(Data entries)
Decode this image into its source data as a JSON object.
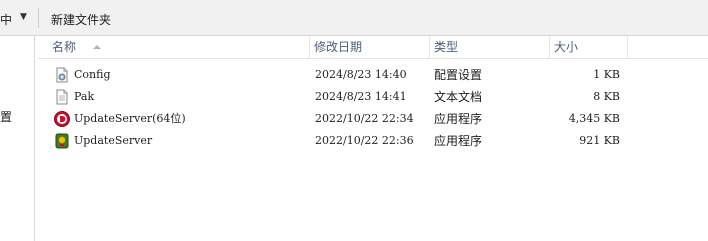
{
  "toolbar": {
    "partial_label": "中",
    "dropdown_glyph": "▼",
    "new_folder_label": "新建文件夹"
  },
  "nav": {
    "partial_item": "置"
  },
  "columns": {
    "name": "名称",
    "date": "修改日期",
    "type": "类型",
    "size": "大小"
  },
  "files": [
    {
      "name": "Config",
      "date": "2024/8/23 14:40",
      "type": "配置设置",
      "size": "1 KB",
      "icon": "config-file-icon"
    },
    {
      "name": "Pak",
      "date": "2024/8/23 14:41",
      "type": "文本文档",
      "size": "8 KB",
      "icon": "text-file-icon"
    },
    {
      "name": "UpdateServer(64位)",
      "date": "2022/10/22 22:34",
      "type": "应用程序",
      "size": "4,345 KB",
      "icon": "red-app-icon"
    },
    {
      "name": "UpdateServer",
      "date": "2022/10/22 22:36",
      "type": "应用程序",
      "size": "921 KB",
      "icon": "green-app-icon"
    }
  ],
  "colors": {
    "header_text": "#4c607a",
    "toolbar_bg": "#f1f1f1",
    "red_app": "#c8102e",
    "green_app": "#3c7d2a"
  }
}
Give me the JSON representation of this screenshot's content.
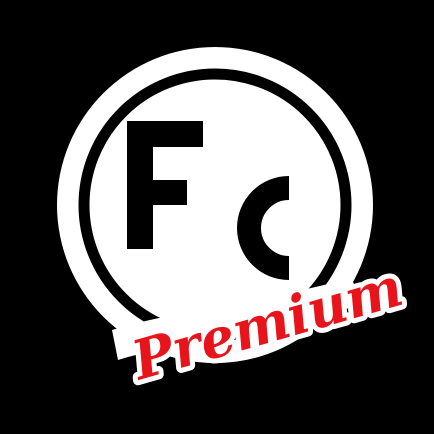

■ DIRECTIONS FOR THIS TASK ■
Read the data above. Pull out each line in which the string "size" appears.

■ SOLUTION TO THE EXERCISE ■
    "size": "大小"
      "size": "1 KB",
      "size": "8 KB",
      "size": "4,345 KB",
      "size": "921 KB",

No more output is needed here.